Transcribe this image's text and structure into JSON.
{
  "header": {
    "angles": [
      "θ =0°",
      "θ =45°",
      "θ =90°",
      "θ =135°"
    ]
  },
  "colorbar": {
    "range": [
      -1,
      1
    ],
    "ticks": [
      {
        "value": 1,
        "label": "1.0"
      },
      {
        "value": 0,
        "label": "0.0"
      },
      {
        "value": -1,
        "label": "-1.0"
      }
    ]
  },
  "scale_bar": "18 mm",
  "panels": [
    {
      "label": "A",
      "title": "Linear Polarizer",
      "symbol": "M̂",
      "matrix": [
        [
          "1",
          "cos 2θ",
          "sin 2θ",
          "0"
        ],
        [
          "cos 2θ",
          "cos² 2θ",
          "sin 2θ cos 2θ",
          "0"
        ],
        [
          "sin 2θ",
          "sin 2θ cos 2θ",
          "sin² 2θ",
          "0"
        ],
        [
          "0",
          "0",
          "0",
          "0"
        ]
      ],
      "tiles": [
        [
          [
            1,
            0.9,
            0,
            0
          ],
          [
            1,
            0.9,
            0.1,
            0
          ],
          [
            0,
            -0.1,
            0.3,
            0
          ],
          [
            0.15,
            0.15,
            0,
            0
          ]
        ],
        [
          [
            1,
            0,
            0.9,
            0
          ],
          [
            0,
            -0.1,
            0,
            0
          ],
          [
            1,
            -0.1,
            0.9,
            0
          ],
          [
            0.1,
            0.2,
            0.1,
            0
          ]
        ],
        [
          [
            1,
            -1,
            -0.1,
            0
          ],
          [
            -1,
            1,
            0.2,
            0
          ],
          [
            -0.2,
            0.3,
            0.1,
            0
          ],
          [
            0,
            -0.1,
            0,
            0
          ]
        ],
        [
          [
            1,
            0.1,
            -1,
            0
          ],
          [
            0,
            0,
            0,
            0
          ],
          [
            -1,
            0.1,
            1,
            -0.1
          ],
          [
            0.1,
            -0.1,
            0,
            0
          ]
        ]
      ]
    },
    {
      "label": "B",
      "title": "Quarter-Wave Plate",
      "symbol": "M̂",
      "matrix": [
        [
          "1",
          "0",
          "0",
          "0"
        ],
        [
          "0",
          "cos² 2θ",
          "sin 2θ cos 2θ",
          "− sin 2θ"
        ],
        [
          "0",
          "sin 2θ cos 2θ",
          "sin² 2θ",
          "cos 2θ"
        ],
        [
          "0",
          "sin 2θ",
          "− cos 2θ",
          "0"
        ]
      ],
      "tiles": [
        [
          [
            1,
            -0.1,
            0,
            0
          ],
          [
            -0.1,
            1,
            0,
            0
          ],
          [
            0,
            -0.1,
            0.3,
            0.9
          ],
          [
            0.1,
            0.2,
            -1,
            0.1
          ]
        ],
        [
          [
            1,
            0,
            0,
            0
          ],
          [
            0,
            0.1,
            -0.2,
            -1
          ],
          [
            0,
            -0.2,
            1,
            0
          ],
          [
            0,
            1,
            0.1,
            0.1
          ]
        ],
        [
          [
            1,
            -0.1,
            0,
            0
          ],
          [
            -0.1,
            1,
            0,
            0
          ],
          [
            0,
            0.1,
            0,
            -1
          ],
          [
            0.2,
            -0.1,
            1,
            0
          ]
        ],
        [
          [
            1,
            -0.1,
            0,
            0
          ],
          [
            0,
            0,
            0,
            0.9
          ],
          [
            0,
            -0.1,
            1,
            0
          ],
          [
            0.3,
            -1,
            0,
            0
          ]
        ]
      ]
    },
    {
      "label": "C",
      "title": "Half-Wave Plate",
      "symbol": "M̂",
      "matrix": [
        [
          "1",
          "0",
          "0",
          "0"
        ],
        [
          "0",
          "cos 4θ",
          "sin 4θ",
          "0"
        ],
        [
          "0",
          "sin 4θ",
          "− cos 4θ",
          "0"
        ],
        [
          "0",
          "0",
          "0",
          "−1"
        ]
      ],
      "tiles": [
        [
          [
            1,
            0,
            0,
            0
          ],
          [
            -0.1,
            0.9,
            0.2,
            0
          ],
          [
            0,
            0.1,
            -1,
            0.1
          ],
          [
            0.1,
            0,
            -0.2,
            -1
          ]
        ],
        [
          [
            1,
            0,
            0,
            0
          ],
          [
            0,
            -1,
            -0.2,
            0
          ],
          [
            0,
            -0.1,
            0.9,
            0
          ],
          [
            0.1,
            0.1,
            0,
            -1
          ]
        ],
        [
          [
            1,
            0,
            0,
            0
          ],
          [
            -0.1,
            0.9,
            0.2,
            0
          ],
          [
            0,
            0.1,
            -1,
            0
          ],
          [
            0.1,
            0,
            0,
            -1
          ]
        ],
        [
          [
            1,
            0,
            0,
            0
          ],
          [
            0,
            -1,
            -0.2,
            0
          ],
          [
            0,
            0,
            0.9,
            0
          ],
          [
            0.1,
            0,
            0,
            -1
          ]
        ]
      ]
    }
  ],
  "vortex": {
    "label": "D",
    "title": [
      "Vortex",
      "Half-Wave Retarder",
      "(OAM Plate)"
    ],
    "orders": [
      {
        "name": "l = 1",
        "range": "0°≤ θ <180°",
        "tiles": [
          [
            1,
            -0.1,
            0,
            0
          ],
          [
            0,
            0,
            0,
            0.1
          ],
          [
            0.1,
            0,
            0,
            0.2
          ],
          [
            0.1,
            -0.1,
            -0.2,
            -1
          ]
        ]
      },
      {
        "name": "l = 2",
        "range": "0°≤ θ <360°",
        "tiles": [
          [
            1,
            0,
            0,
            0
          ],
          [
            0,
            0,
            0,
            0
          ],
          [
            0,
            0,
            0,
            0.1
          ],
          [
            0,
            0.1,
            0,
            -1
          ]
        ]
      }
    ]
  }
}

◆ What is required ◆
Tally the lines above that contain the word "title", and reply with only the number.

◆ Response to this exercise ◆
4